Task brief.
Write out only the lines from the line that holds "Transcribe this image's" to the end of the listing below, inclusive, with the pictures omitted.

——

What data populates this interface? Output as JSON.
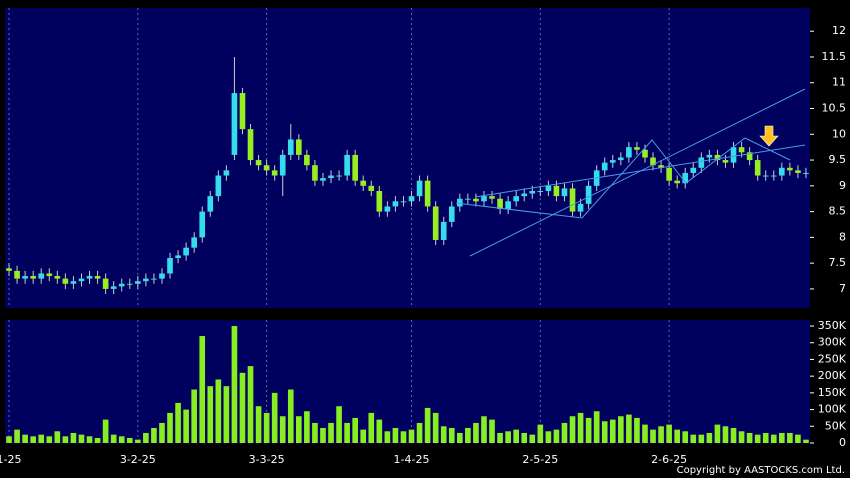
{
  "chart_data": [
    {
      "type": "candlestick",
      "open": [
        7.4,
        7.35,
        7.2,
        7.25,
        7.2,
        7.3,
        7.25,
        7.2,
        7.1,
        7.15,
        7.2,
        7.25,
        7.2,
        7.0,
        7.05,
        7.1,
        7.1,
        7.15,
        7.2,
        7.2,
        7.3,
        7.6,
        7.65,
        7.8,
        8.0,
        8.5,
        8.8,
        9.2,
        9.6,
        10.8,
        10.1,
        9.5,
        9.4,
        9.3,
        9.2,
        9.6,
        9.9,
        9.6,
        9.4,
        9.1,
        9.15,
        9.2,
        9.2,
        9.6,
        9.1,
        9.0,
        8.9,
        8.5,
        8.6,
        8.7,
        8.7,
        8.8,
        9.1,
        8.6,
        7.95,
        8.3,
        8.6,
        8.75,
        8.75,
        8.7,
        8.8,
        8.75,
        8.55,
        8.7,
        8.8,
        8.85,
        8.9,
        8.9,
        9.0,
        8.8,
        8.95,
        8.5,
        8.65,
        9.0,
        9.3,
        9.45,
        9.5,
        9.55,
        9.75,
        9.7,
        9.55,
        9.4,
        9.35,
        9.1,
        9.05,
        9.25,
        9.35,
        9.55,
        9.6,
        9.5,
        9.45,
        9.75,
        9.65,
        9.5,
        9.2,
        9.2,
        9.2,
        9.35,
        9.3,
        9.25
      ],
      "high": [
        7.5,
        7.45,
        7.35,
        7.35,
        7.4,
        7.4,
        7.35,
        7.3,
        7.25,
        7.3,
        7.35,
        7.35,
        7.3,
        7.15,
        7.2,
        7.2,
        7.25,
        7.3,
        7.3,
        7.4,
        7.7,
        7.75,
        7.9,
        8.1,
        8.6,
        8.9,
        9.3,
        9.4,
        11.5,
        10.9,
        10.2,
        9.6,
        9.5,
        9.4,
        9.7,
        10.2,
        10.0,
        9.7,
        9.5,
        9.25,
        9.3,
        9.3,
        9.7,
        9.7,
        9.2,
        9.1,
        9.0,
        8.7,
        8.8,
        8.8,
        8.9,
        9.2,
        9.2,
        8.7,
        8.4,
        8.7,
        8.85,
        8.85,
        8.85,
        8.9,
        8.9,
        8.85,
        8.8,
        8.9,
        8.95,
        9.0,
        9.0,
        9.1,
        9.1,
        9.05,
        9.05,
        8.75,
        9.1,
        9.4,
        9.55,
        9.6,
        9.65,
        9.85,
        9.85,
        9.8,
        9.65,
        9.5,
        9.45,
        9.2,
        9.35,
        9.45,
        9.65,
        9.7,
        9.7,
        9.6,
        9.85,
        9.85,
        9.75,
        9.6,
        9.3,
        9.3,
        9.45,
        9.45,
        9.4,
        9.35
      ],
      "low": [
        7.25,
        7.1,
        7.1,
        7.1,
        7.1,
        7.15,
        7.1,
        7.0,
        7.0,
        7.05,
        7.1,
        7.1,
        6.9,
        6.9,
        6.95,
        7.0,
        7.0,
        7.05,
        7.1,
        7.1,
        7.2,
        7.5,
        7.55,
        7.7,
        7.9,
        8.4,
        8.7,
        9.1,
        9.5,
        10.0,
        9.4,
        9.3,
        9.2,
        9.1,
        8.8,
        9.5,
        9.5,
        9.3,
        9.0,
        9.0,
        9.05,
        9.1,
        9.1,
        9.0,
        8.9,
        8.8,
        8.4,
        8.4,
        8.5,
        8.6,
        8.6,
        8.7,
        8.5,
        7.85,
        7.85,
        8.2,
        8.5,
        8.65,
        8.6,
        8.6,
        8.65,
        8.45,
        8.45,
        8.6,
        8.7,
        8.75,
        8.8,
        8.8,
        8.7,
        8.7,
        8.4,
        8.4,
        8.55,
        8.9,
        9.2,
        9.35,
        9.4,
        9.45,
        9.6,
        9.45,
        9.3,
        9.25,
        9.0,
        8.95,
        8.95,
        9.15,
        9.25,
        9.45,
        9.4,
        9.35,
        9.35,
        9.55,
        9.4,
        9.1,
        9.1,
        9.1,
        9.1,
        9.2,
        9.15,
        9.15
      ],
      "close": [
        7.35,
        7.2,
        7.25,
        7.2,
        7.3,
        7.25,
        7.2,
        7.1,
        7.15,
        7.2,
        7.25,
        7.2,
        7.0,
        7.05,
        7.1,
        7.1,
        7.15,
        7.2,
        7.2,
        7.3,
        7.6,
        7.65,
        7.8,
        8.0,
        8.5,
        8.8,
        9.2,
        9.3,
        10.8,
        10.1,
        9.5,
        9.4,
        9.3,
        9.2,
        9.6,
        9.9,
        9.6,
        9.4,
        9.1,
        9.15,
        9.2,
        9.2,
        9.6,
        9.1,
        9.0,
        8.9,
        8.5,
        8.6,
        8.7,
        8.7,
        8.8,
        9.1,
        8.6,
        7.95,
        8.3,
        8.6,
        8.75,
        8.75,
        8.7,
        8.8,
        8.75,
        8.55,
        8.7,
        8.8,
        8.85,
        8.9,
        8.9,
        9.0,
        8.8,
        8.95,
        8.5,
        8.65,
        9.0,
        9.3,
        9.45,
        9.5,
        9.55,
        9.75,
        9.7,
        9.55,
        9.4,
        9.35,
        9.1,
        9.05,
        9.25,
        9.35,
        9.55,
        9.6,
        9.5,
        9.45,
        9.75,
        9.65,
        9.5,
        9.2,
        9.2,
        9.2,
        9.35,
        9.3,
        9.25,
        9.25
      ],
      "up_color": "#33ddee",
      "down_color": "#99ee22",
      "xlim": [
        -0.5,
        99.5
      ],
      "ylim": [
        6.63,
        12.45
      ],
      "yticks": [
        7,
        7.5,
        8,
        8.5,
        9,
        9.5,
        10,
        10.5,
        11,
        11.5,
        12
      ],
      "xticks": [
        0,
        16,
        32,
        50,
        66,
        82
      ],
      "grid": true
    },
    {
      "type": "bar",
      "values": [
        20000,
        40000,
        25000,
        20000,
        25000,
        20000,
        35000,
        20000,
        30000,
        25000,
        20000,
        15000,
        70000,
        25000,
        20000,
        15000,
        10000,
        30000,
        45000,
        60000,
        90000,
        120000,
        100000,
        160000,
        320000,
        170000,
        190000,
        170000,
        350000,
        210000,
        230000,
        110000,
        90000,
        150000,
        80000,
        160000,
        80000,
        95000,
        60000,
        45000,
        60000,
        110000,
        60000,
        75000,
        40000,
        90000,
        70000,
        35000,
        45000,
        35000,
        40000,
        60000,
        105000,
        90000,
        50000,
        45000,
        30000,
        45000,
        60000,
        80000,
        70000,
        30000,
        35000,
        40000,
        30000,
        25000,
        55000,
        35000,
        40000,
        60000,
        80000,
        90000,
        75000,
        95000,
        65000,
        70000,
        80000,
        85000,
        75000,
        55000,
        40000,
        50000,
        55000,
        40000,
        35000,
        25000,
        25000,
        30000,
        55000,
        50000,
        45000,
        35000,
        30000,
        25000,
        30000,
        25000,
        30000,
        30000,
        25000,
        10000
      ],
      "color": "#88ee22",
      "xlim": [
        -0.5,
        99.5
      ],
      "ylim": [
        0,
        368000
      ],
      "yticks": [
        0,
        {
          "value": 50000,
          "label": "50K"
        },
        {
          "value": 100000,
          "label": "100K"
        },
        {
          "value": 150000,
          "label": "150K"
        },
        {
          "value": 200000,
          "label": "200K"
        },
        {
          "value": 250000,
          "label": "250K"
        },
        {
          "value": 300000,
          "label": "300K"
        },
        {
          "value": 350000,
          "label": "350K"
        }
      ],
      "xticks": [
        {
          "value": 0,
          "label": "1-25"
        },
        {
          "value": 16,
          "label": "3-2-25"
        },
        {
          "value": 32,
          "label": "3-3-25"
        },
        {
          "value": 50,
          "label": "1-4-25"
        },
        {
          "value": 66,
          "label": "2-5-25"
        },
        {
          "value": 82,
          "label": "2-6-25"
        }
      ],
      "grid": true
    }
  ],
  "copyright": "Copyright by AASTOCKS.com Ltd."
}
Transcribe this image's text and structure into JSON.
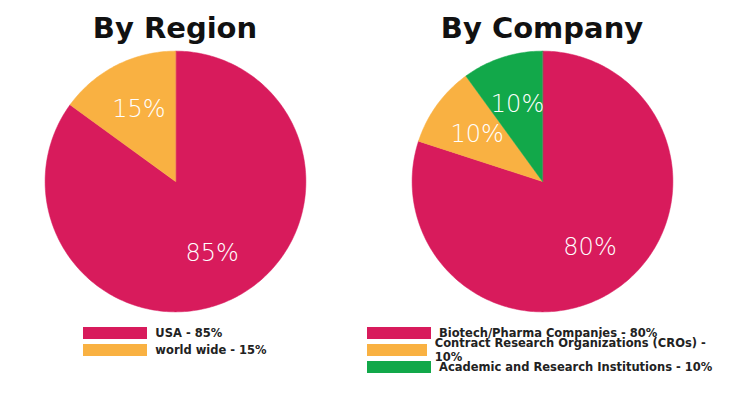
{
  "chart_data": [
    {
      "type": "pie",
      "title": "By Region",
      "categories": [
        "USA - 85%",
        "world wide - 15%"
      ],
      "values": [
        85,
        15
      ],
      "value_labels": [
        "85%",
        "15%"
      ],
      "colors": [
        "#d81b5c",
        "#f9b142"
      ],
      "data_labels": true,
      "legend": "bottom"
    },
    {
      "type": "pie",
      "title": "By Company",
      "categories": [
        "Biotech/Pharma Companies - 80%",
        "Contract Research Organizations (CROs) - 10%",
        "Academic and Research Institutions - 10%"
      ],
      "values": [
        80,
        10,
        10
      ],
      "value_labels": [
        "80%",
        "10%",
        "10%"
      ],
      "colors": [
        "#d81b5c",
        "#f9b142",
        "#12a84a"
      ],
      "data_labels": true,
      "legend": "bottom"
    }
  ]
}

——

Task response.
Transcribe this image's text and structure into JSON.
{
  "chart_data": [
    {
      "type": "pie",
      "title": "By Region",
      "categories": [
        "USA - 85%",
        "world wide - 15%"
      ],
      "values": [
        85,
        15
      ],
      "value_labels": [
        "85%",
        "15%"
      ],
      "colors": [
        "#d81b5c",
        "#f9b142"
      ],
      "data_labels": true,
      "legend": "bottom"
    },
    {
      "type": "pie",
      "title": "By Company",
      "categories": [
        "Biotech/Pharma Companies - 80%",
        "Contract Research Organizations (CROs) - 10%",
        "Academic and Research Institutions - 10%"
      ],
      "values": [
        80,
        10,
        10
      ],
      "value_labels": [
        "80%",
        "10%",
        "10%"
      ],
      "colors": [
        "#d81b5c",
        "#f9b142",
        "#12a84a"
      ],
      "data_labels": true,
      "legend": "bottom"
    }
  ]
}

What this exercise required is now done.